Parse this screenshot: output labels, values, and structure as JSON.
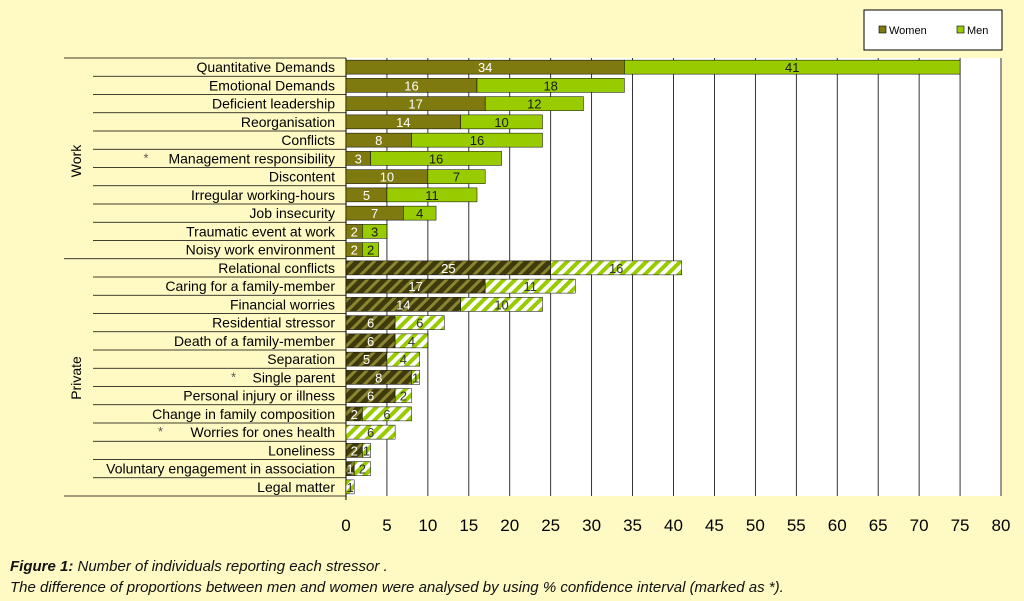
{
  "chart_data": {
    "type": "bar",
    "orientation": "horizontal",
    "stacked": true,
    "xlim": [
      0,
      80
    ],
    "x_ticks": [
      "0",
      "5",
      "10",
      "15",
      "20",
      "25",
      "30",
      "35",
      "40",
      "45",
      "50",
      "55",
      "60",
      "65",
      "70",
      "75",
      "80"
    ],
    "legend": {
      "position": "top-right",
      "items": [
        {
          "label": "Women",
          "color": "#7F7A0F"
        },
        {
          "label": "Men",
          "color": "#99CC00"
        }
      ]
    },
    "groups": [
      {
        "label": "Work",
        "pattern": "solid",
        "start": 0,
        "end": 10
      },
      {
        "label": "Private",
        "pattern": "hatched",
        "start": 11,
        "end": 23
      }
    ],
    "categories": [
      {
        "label": "Quantitative Demands",
        "asterisk": false,
        "women": 34,
        "men": 41
      },
      {
        "label": "Emotional Demands",
        "asterisk": false,
        "women": 16,
        "men": 18
      },
      {
        "label": "Deficient leadership",
        "asterisk": false,
        "women": 17,
        "men": 12
      },
      {
        "label": "Reorganisation",
        "asterisk": false,
        "women": 14,
        "men": 10
      },
      {
        "label": "Conflicts",
        "asterisk": false,
        "women": 8,
        "men": 16
      },
      {
        "label": "Management responsibility",
        "asterisk": true,
        "women": 3,
        "men": 16
      },
      {
        "label": "Discontent",
        "asterisk": false,
        "women": 10,
        "men": 7
      },
      {
        "label": "Irregular working-hours",
        "asterisk": false,
        "women": 5,
        "men": 11
      },
      {
        "label": "Job insecurity",
        "asterisk": false,
        "women": 7,
        "men": 4
      },
      {
        "label": "Traumatic event at work",
        "asterisk": false,
        "women": 2,
        "men": 3
      },
      {
        "label": "Noisy work environment",
        "asterisk": false,
        "women": 2,
        "men": 2
      },
      {
        "label": "Relational conflicts",
        "asterisk": false,
        "women": 25,
        "men": 16
      },
      {
        "label": "Caring for a family-member",
        "asterisk": false,
        "women": 17,
        "men": 11
      },
      {
        "label": "Financial worries",
        "asterisk": false,
        "women": 14,
        "men": 10
      },
      {
        "label": "Residential stressor",
        "asterisk": false,
        "women": 6,
        "men": 6
      },
      {
        "label": "Death of a family-member",
        "asterisk": false,
        "women": 6,
        "men": 4
      },
      {
        "label": "Separation",
        "asterisk": false,
        "women": 5,
        "men": 4
      },
      {
        "label": "Single parent",
        "asterisk": true,
        "women": 8,
        "men": 1
      },
      {
        "label": "Personal injury or illness",
        "asterisk": false,
        "women": 6,
        "men": 2
      },
      {
        "label": "Change in family composition",
        "asterisk": false,
        "women": 2,
        "men": 6
      },
      {
        "label": "Worries for ones health",
        "asterisk": true,
        "women": 0,
        "men": 6
      },
      {
        "label": "Loneliness",
        "asterisk": false,
        "women": 2,
        "men": 1
      },
      {
        "label": "Voluntary engagement in association",
        "asterisk": false,
        "women": 1,
        "men": 2
      },
      {
        "label": "Legal matter",
        "asterisk": false,
        "women": 0,
        "men": 1
      }
    ],
    "asterisk_symbol": "*"
  },
  "caption": {
    "label": "Figure 1:",
    "line1": " Number of individuals reporting each stressor .",
    "line2": "The difference of proportions between men and women were analysed by using % confidence interval (marked as *)."
  },
  "colors": {
    "women": "#7F7A0F",
    "men": "#99CC00",
    "women_hatch_bg": "#3E3A0C",
    "women_hatch_line": "#8A8530",
    "men_hatch_bg": "#FFFFFF",
    "men_hatch_line": "#99CC00"
  }
}
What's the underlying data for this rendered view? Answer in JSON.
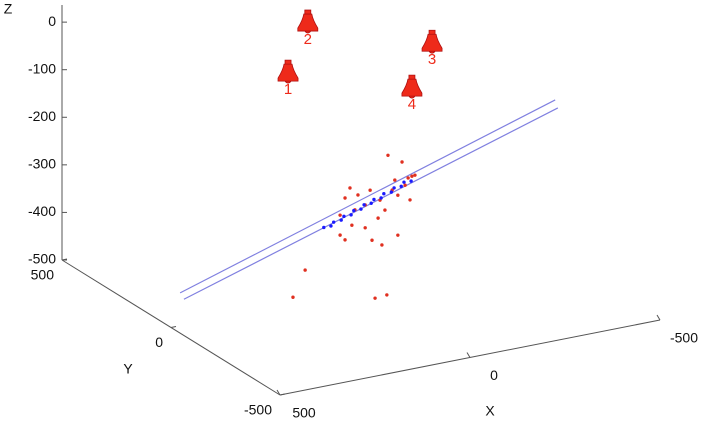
{
  "chart_data": {
    "type": "scatter3d",
    "x_label": "X",
    "y_label": "Y",
    "z_label": "Z",
    "xlim": [
      -500,
      500
    ],
    "ylim": [
      -500,
      500
    ],
    "zlim": [
      -500,
      36
    ],
    "xticks": [
      500,
      0,
      -500
    ],
    "yticks": [
      500,
      0,
      -500
    ],
    "zticks": [
      0,
      -100,
      -200,
      -300,
      -400,
      -500
    ],
    "lines": [
      {
        "color": "#8080e0",
        "x": [
          476,
          -511
        ],
        "y": [
          0,
          0
        ],
        "z": [
          -431,
          -181
        ]
      },
      {
        "color": "#8080e0",
        "x": [
          466,
          -518
        ],
        "y": [
          0,
          0
        ],
        "z": [
          -446,
          -199
        ]
      }
    ],
    "points": [
      {
        "color": "#e03020",
        "x": [
          -71,
          -108,
          29,
          42,
          8,
          -24,
          -89,
          -124,
          -134,
          -142,
          -116,
          -97,
          -50,
          -11,
          16,
          -63,
          55,
          42,
          24,
          -29,
          -55,
          -97,
          -11,
          147,
          179,
          -37,
          -68,
          -82,
          -129,
          -45,
          55
        ],
        "y": [
          0,
          0,
          0,
          0,
          0,
          0,
          0,
          0,
          0,
          0,
          0,
          0,
          0,
          0,
          0,
          0,
          0,
          0,
          0,
          0,
          0,
          0,
          0,
          0,
          0,
          0,
          0,
          0,
          0,
          0,
          0
        ],
        "z": [
          -228,
          -248,
          -281,
          -300,
          -299,
          -294,
          -283,
          -284,
          -282,
          -281,
          -298,
          -316,
          -319,
          -323,
          -329,
          -342,
          -376,
          -388,
          -360,
          -400,
          -414,
          -400,
          -371,
          -435,
          -487,
          -523,
          -521,
          -303,
          -331,
          -356,
          -334
        ]
      },
      {
        "color": "#1a1aff",
        "x": [
          95,
          82,
          69,
          55,
          42,
          29,
          16,
          3,
          -11,
          -24,
          -37,
          -50,
          -63,
          -77,
          -90,
          -103,
          -116,
          -129
        ],
        "y": [
          5,
          -5,
          5,
          -5,
          5,
          -5,
          5,
          -5,
          5,
          -5,
          5,
          -5,
          5,
          -5,
          5,
          -5,
          5,
          -5
        ],
        "z": [
          -355,
          -351,
          -348,
          -343,
          -340,
          -336,
          -332,
          -328,
          -324,
          -320,
          -317,
          -313,
          -309,
          -305,
          -301,
          -297,
          -293,
          -290
        ]
      }
    ],
    "microphones": {
      "color": "#ee2a1a",
      "labels": [
        "1",
        "2",
        "3",
        "4"
      ],
      "x": [
        192,
        140,
        -187,
        -134
      ],
      "y": [
        0,
        0,
        0,
        0
      ],
      "z": [
        -18,
        79,
        -15,
        -101
      ]
    }
  }
}
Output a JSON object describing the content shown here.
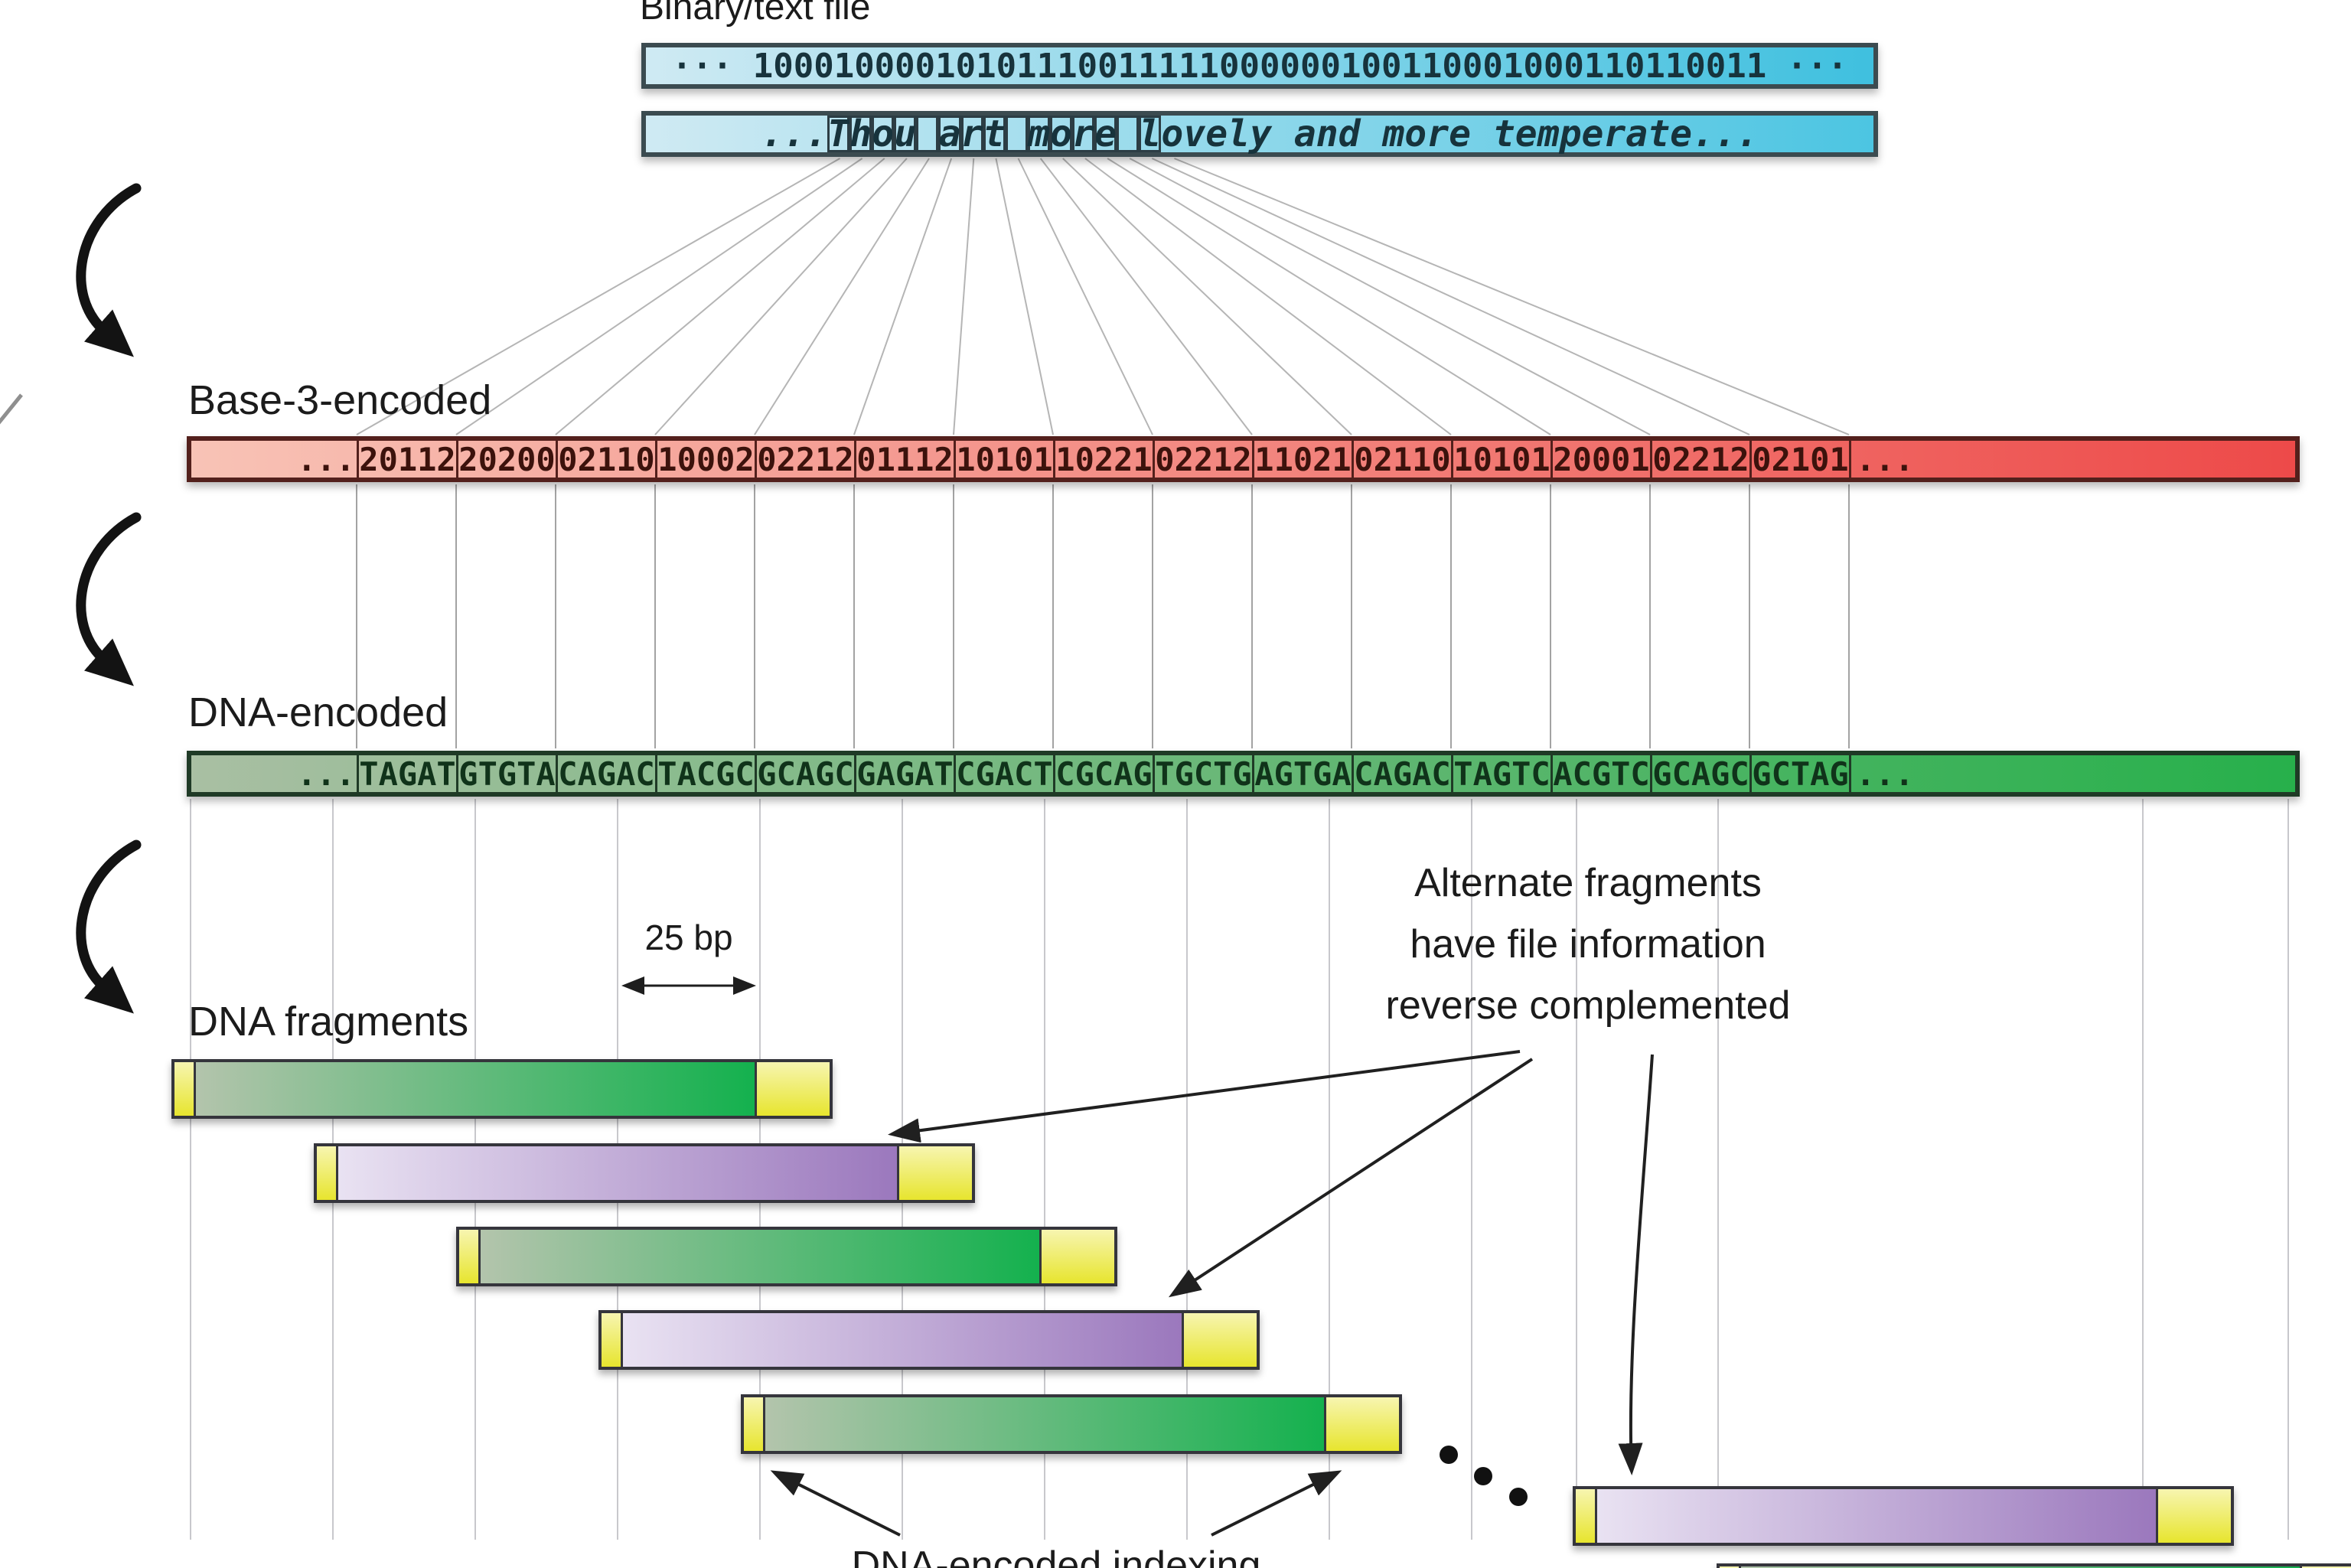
{
  "top": {
    "label": "Binary/text file"
  },
  "binary_bar": {
    "text": "··· 10001000010101110011111000000100110001000110110011 ···"
  },
  "text_bar": {
    "leading": "...",
    "boxed_chars": "Thou art more l",
    "rest": "ovely and more temperate..."
  },
  "base3_bar": {
    "label": "Base-3-encoded",
    "leading_cell": "...",
    "cells": [
      "20112",
      "20200",
      "02110",
      "10002",
      "02212",
      "01112",
      "10101",
      "10221",
      "02212",
      "11021",
      "02110",
      "10101",
      "20001",
      "02212",
      "02101"
    ],
    "trailing_cell": "..."
  },
  "dna_bar": {
    "label": "DNA-encoded",
    "leading_cell": "...",
    "cells": [
      "TAGAT",
      "GTGTA",
      "CAGAC",
      "TACGC",
      "GCAGC",
      "GAGAT",
      "CGACT",
      "CGCAG",
      "TGCTG",
      "AGTGA",
      "CAGAC",
      "TAGTC",
      "ACGTC",
      "GCAGC",
      "GCTAG"
    ],
    "trailing_cell": "..."
  },
  "fragments_section": {
    "label": "DNA fragments",
    "scale_label": "25 bp",
    "fragments": [
      {
        "style": "green"
      },
      {
        "style": "purple"
      },
      {
        "style": "green"
      },
      {
        "style": "purple"
      },
      {
        "style": "green"
      },
      {
        "style": "purple"
      },
      {
        "style": "green"
      }
    ]
  },
  "annotations": {
    "alternate_lines": [
      "Alternate fragments",
      "have file information",
      "reverse complemented"
    ],
    "indexing_label": "DNA-encoded indexing"
  },
  "colors": {
    "bar_border_blue": "#3b4b50",
    "binary_left": "#cfeaf3",
    "binary_right": "#3fc0df",
    "text_right": "#4cc5e2",
    "blue_text": "#17333c",
    "box_border": "#2c3d44",
    "red_border": "#53201c",
    "red_left": "#f8c3b6",
    "red_right": "#ed4a49",
    "red_text": "#3c120c",
    "green_border": "#1f3a26",
    "green_left": "#a9bfa3",
    "green_right": "#27b04b",
    "green_text": "#10331a",
    "frag_border": "#35353c",
    "frag_green_left": "#b3c4ac",
    "frag_green_right": "#14b14e",
    "frag_purple_left": "#e9e2f2",
    "frag_purple_right": "#9b78bd",
    "cap_top": "#f7f5b0",
    "cap_bottom": "#e7e52e",
    "grid_line": "#c8c8cc",
    "fan_line": "#b5b5b5",
    "divider_line": "#a3a3a3"
  }
}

──────

_Job_:
Find the lines above that include the string "labels" and copy them.

_Task response_:
Parse this screenshot: output labels, values, and structure as JSON.
      "labels": [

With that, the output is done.